> **Requirements**
Pull every line containing "Foreign" out of the material below.

— Start of Source material —

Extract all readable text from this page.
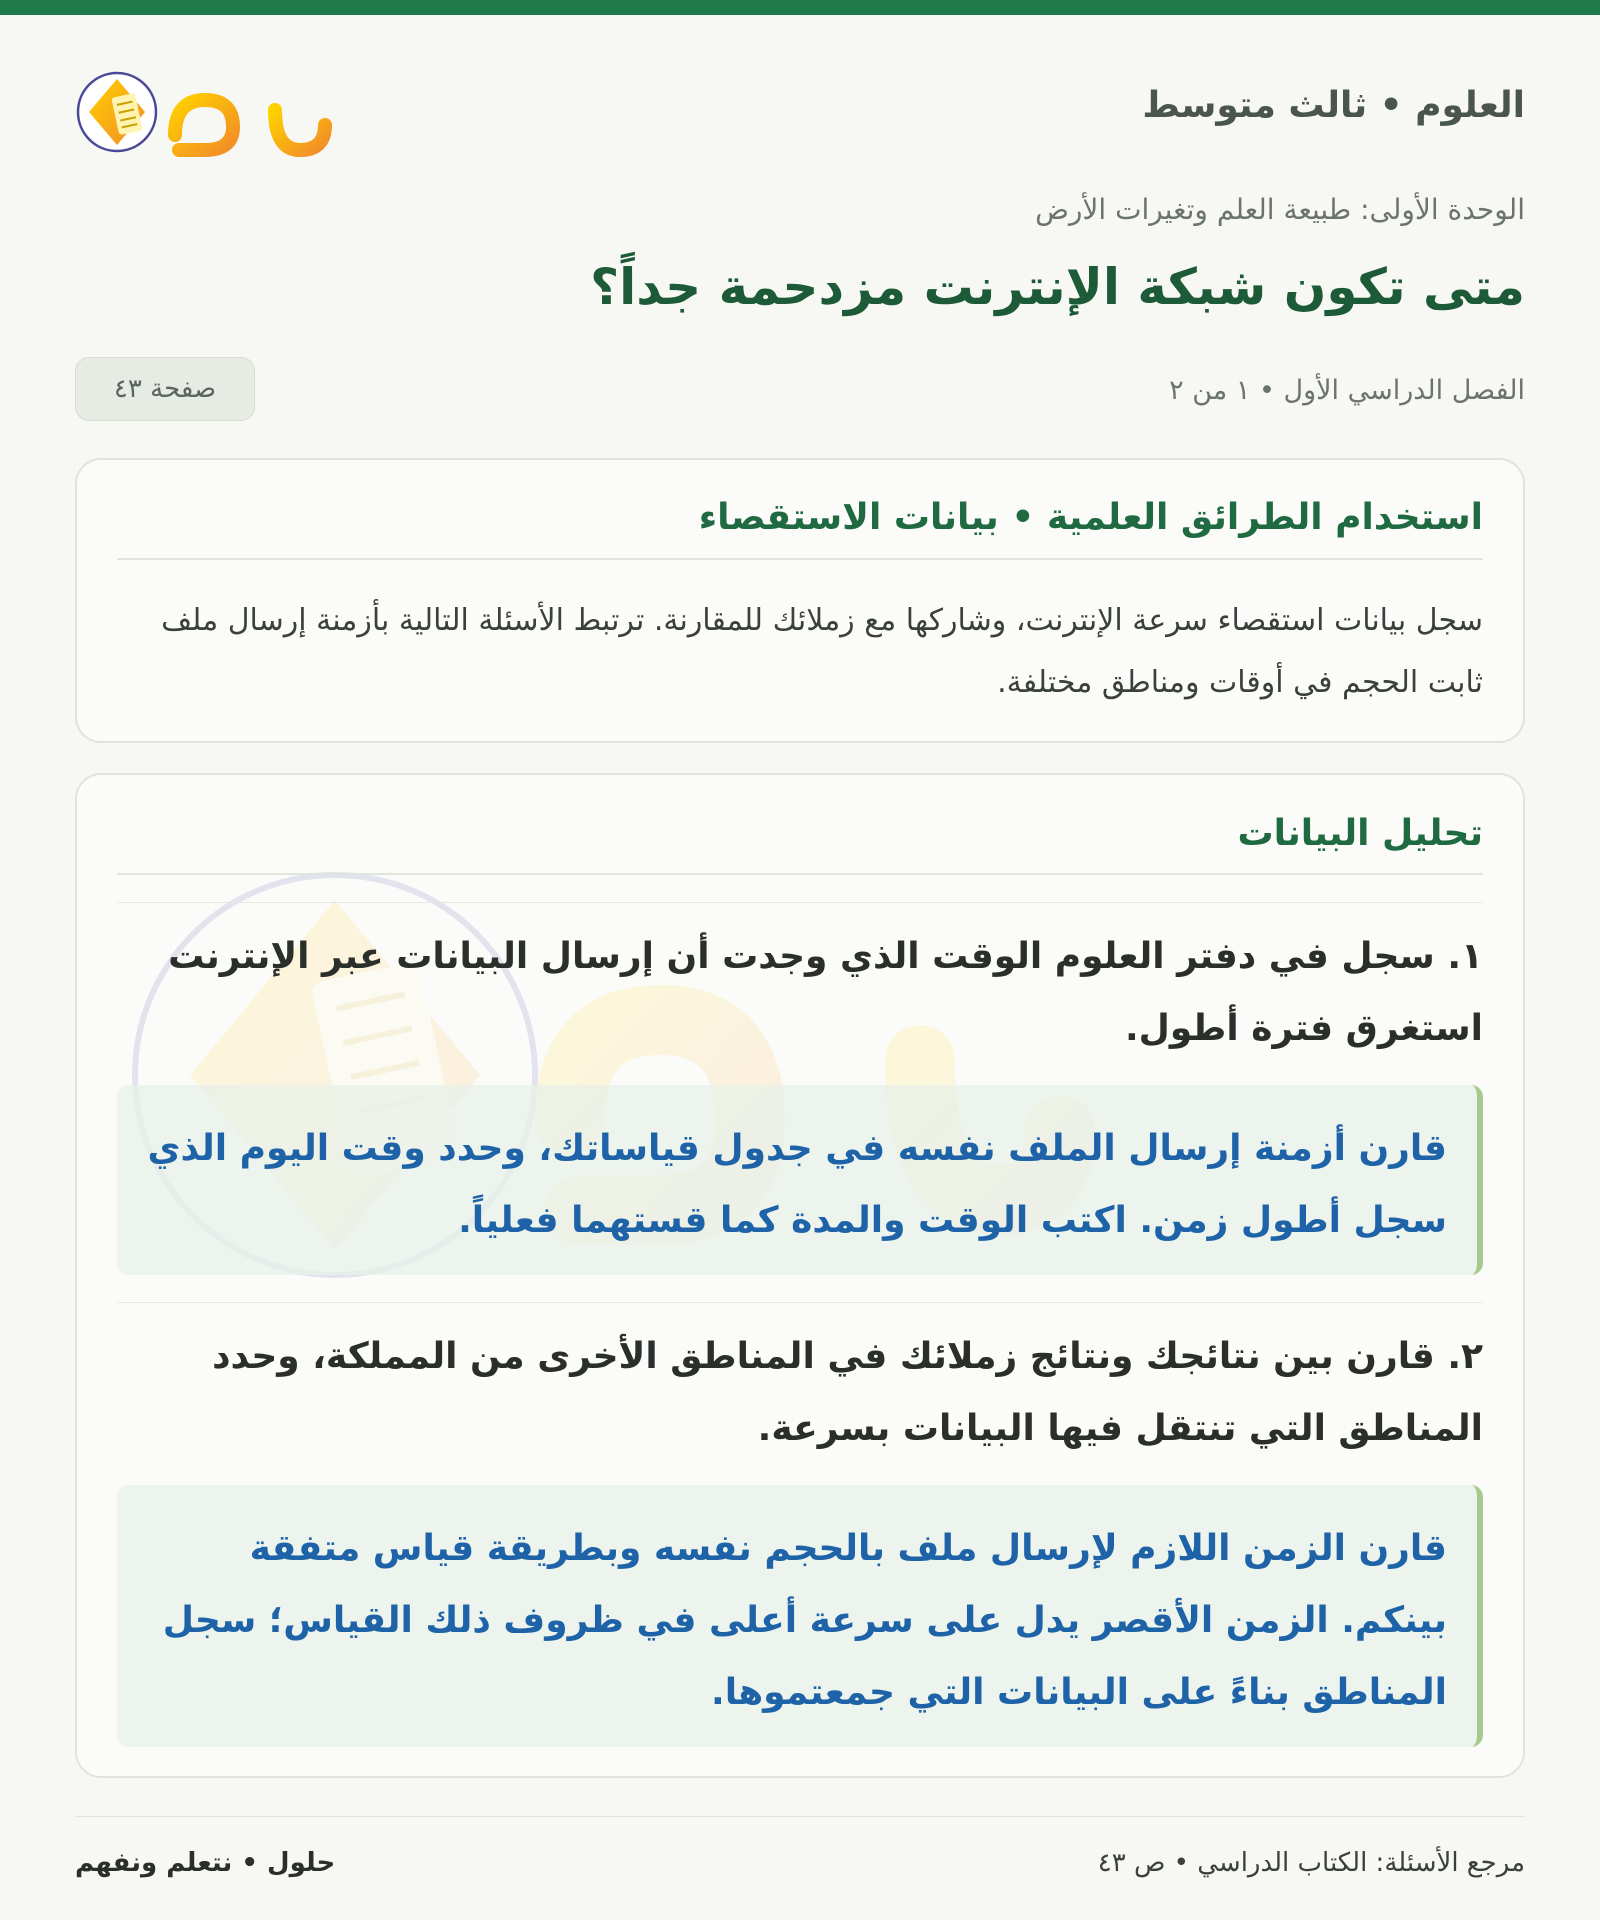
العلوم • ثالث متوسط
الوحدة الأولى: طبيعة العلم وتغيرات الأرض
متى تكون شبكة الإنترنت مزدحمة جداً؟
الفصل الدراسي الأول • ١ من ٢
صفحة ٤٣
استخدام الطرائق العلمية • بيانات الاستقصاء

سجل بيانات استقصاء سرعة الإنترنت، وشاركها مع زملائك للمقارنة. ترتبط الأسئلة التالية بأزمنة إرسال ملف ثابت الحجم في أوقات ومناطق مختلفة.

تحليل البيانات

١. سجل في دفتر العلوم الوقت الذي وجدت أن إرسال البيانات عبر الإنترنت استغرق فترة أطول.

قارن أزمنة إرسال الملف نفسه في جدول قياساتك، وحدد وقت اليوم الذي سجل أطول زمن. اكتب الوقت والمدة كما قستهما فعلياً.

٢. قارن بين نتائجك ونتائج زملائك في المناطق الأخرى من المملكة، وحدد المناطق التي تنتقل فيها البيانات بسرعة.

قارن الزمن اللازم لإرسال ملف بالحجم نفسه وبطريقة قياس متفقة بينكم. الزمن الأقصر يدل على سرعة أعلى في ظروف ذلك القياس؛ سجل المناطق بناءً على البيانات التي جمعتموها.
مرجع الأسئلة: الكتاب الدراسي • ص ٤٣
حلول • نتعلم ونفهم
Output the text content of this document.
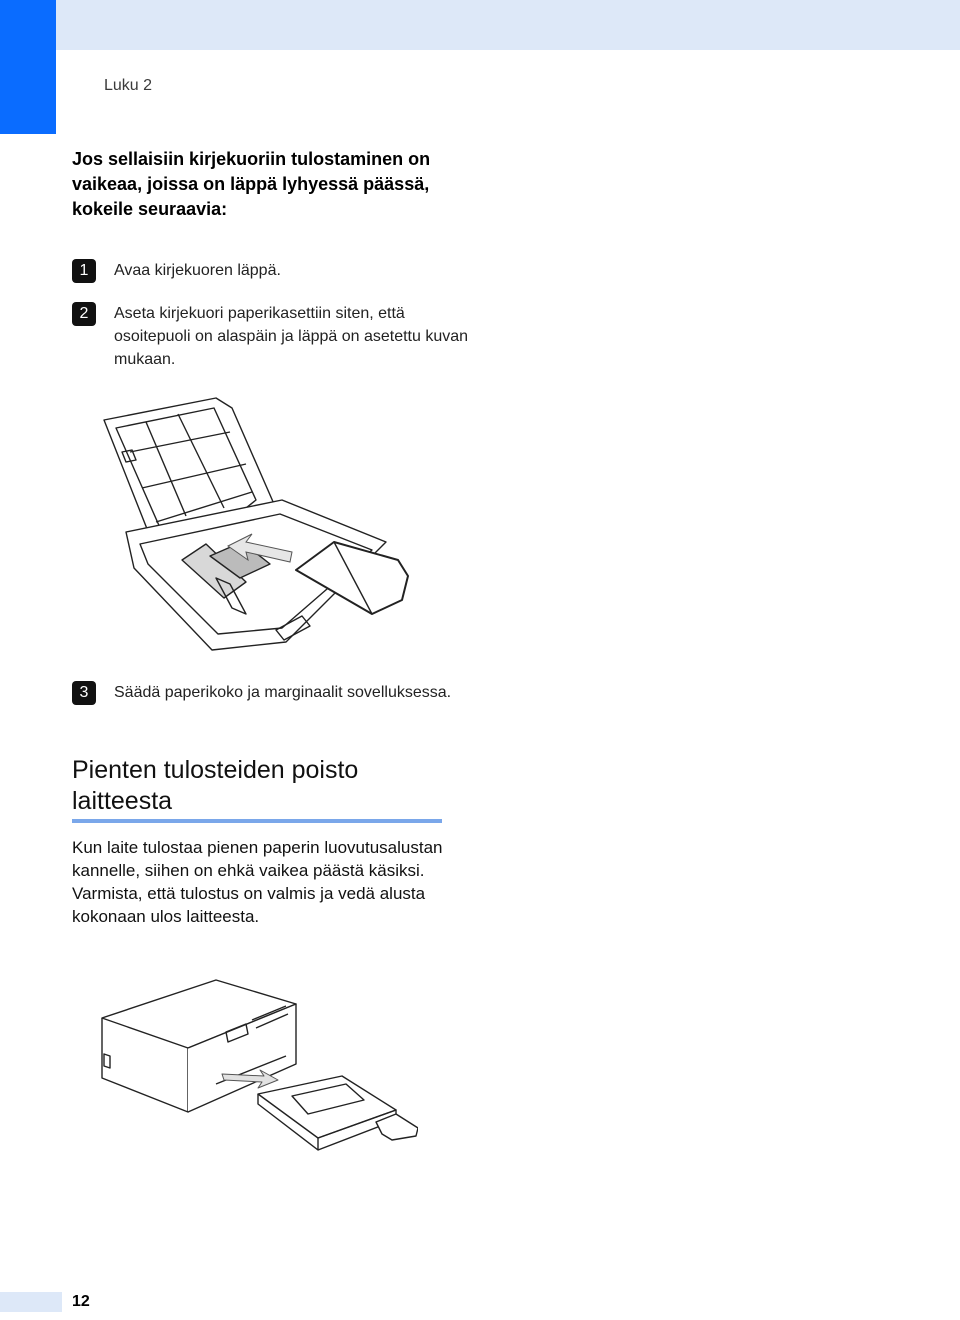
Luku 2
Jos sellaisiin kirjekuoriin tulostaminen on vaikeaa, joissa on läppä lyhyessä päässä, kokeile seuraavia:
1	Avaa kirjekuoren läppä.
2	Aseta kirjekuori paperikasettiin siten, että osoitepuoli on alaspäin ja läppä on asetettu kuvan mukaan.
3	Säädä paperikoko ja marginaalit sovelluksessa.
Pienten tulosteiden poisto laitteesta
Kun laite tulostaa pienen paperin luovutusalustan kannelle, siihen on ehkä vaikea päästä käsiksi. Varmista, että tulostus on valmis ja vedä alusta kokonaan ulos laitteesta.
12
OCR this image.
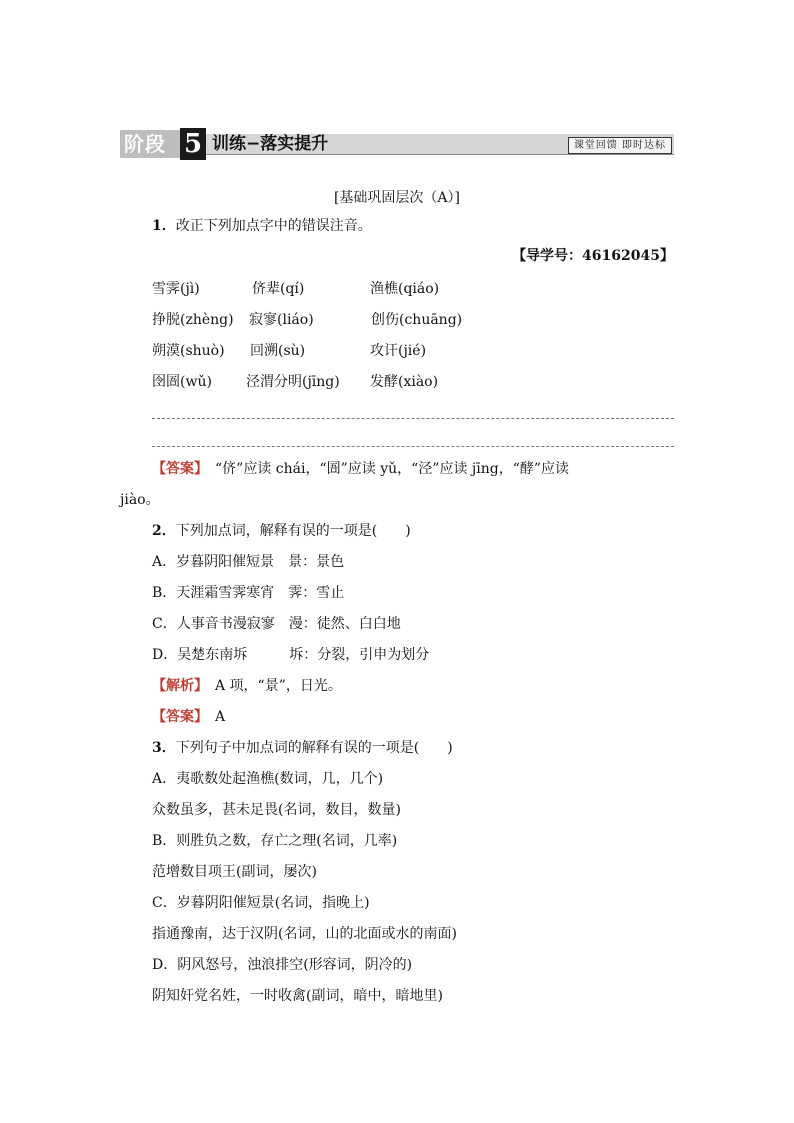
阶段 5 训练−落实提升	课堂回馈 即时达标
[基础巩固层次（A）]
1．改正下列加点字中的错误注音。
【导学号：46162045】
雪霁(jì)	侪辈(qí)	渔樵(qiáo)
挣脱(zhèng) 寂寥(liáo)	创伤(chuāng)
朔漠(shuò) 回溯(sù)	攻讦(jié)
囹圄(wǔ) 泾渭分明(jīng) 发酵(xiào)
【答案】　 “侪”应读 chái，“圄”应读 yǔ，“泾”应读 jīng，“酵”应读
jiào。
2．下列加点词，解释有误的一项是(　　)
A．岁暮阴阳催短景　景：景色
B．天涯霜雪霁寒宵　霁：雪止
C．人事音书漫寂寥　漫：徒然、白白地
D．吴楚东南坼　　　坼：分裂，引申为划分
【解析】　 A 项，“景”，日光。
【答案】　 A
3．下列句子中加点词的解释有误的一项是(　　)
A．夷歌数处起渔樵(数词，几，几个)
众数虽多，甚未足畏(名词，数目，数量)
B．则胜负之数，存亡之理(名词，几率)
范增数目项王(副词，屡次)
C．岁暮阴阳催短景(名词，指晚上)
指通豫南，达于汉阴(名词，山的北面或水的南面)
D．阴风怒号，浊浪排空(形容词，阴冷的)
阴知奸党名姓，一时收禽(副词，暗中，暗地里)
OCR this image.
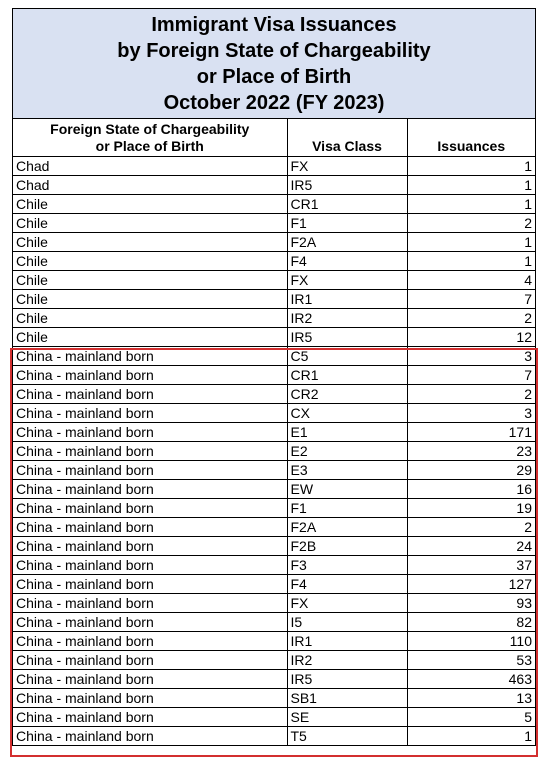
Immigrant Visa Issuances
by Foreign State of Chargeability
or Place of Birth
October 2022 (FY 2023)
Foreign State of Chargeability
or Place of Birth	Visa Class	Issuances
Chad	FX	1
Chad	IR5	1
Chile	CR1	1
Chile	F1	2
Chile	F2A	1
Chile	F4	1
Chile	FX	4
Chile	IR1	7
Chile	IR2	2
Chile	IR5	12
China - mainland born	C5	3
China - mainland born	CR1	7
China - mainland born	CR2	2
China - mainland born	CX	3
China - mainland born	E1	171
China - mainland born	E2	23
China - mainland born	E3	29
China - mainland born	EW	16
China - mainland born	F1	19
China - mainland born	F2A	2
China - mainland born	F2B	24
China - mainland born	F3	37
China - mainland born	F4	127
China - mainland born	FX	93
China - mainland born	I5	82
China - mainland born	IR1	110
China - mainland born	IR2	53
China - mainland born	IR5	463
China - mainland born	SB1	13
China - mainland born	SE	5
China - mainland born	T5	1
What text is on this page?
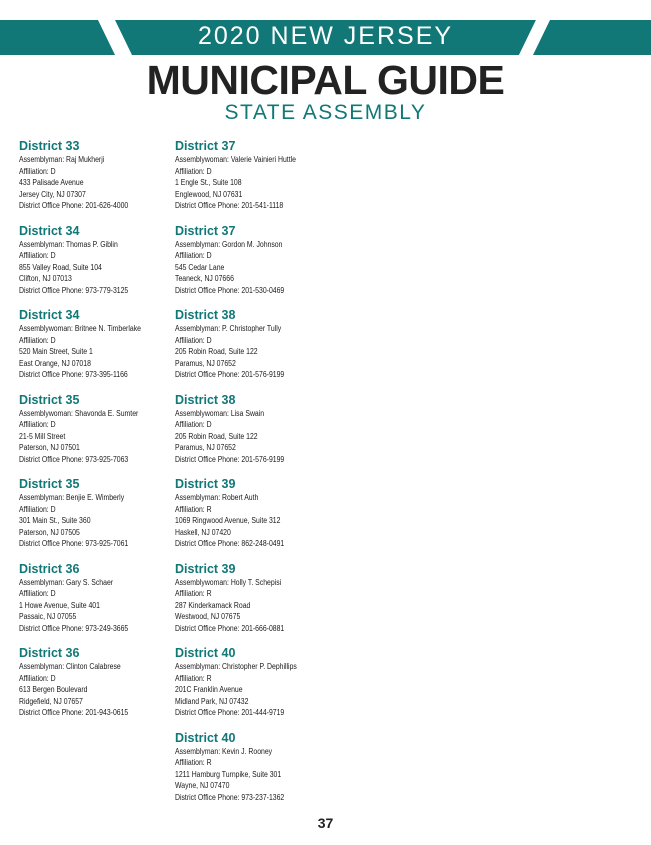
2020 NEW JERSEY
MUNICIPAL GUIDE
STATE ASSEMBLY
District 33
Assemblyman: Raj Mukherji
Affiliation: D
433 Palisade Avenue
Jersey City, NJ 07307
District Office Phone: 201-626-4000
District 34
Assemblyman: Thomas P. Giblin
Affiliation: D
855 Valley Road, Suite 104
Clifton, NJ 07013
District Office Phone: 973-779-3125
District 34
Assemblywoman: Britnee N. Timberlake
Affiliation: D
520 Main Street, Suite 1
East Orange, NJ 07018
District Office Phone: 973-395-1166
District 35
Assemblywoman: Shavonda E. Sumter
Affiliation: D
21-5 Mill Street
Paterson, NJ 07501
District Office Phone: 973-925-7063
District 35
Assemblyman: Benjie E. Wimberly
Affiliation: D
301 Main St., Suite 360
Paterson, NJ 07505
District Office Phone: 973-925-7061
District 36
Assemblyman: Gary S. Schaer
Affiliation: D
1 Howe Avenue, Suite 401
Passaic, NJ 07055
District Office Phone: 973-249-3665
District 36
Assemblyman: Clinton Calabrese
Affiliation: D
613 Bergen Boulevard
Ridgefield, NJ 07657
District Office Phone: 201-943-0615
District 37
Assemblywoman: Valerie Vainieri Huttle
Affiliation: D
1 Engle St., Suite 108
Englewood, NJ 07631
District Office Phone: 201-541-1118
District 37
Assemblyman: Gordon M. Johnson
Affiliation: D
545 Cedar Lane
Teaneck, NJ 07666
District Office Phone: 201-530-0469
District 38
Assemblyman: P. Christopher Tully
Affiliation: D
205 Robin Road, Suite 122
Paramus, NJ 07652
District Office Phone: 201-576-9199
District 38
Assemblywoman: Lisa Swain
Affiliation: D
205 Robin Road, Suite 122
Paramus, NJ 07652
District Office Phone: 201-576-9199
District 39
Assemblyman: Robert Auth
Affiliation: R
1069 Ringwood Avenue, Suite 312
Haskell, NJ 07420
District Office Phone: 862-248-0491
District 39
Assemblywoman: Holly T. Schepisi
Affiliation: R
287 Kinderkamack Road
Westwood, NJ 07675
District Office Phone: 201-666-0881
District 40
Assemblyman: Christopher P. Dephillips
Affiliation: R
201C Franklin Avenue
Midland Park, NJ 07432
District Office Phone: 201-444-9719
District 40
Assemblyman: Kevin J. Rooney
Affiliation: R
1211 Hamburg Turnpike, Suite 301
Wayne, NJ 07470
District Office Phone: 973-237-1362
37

— End of Source material —

> **Complete response**
by Foreign State of Chargeability
Foreign State of Chargeability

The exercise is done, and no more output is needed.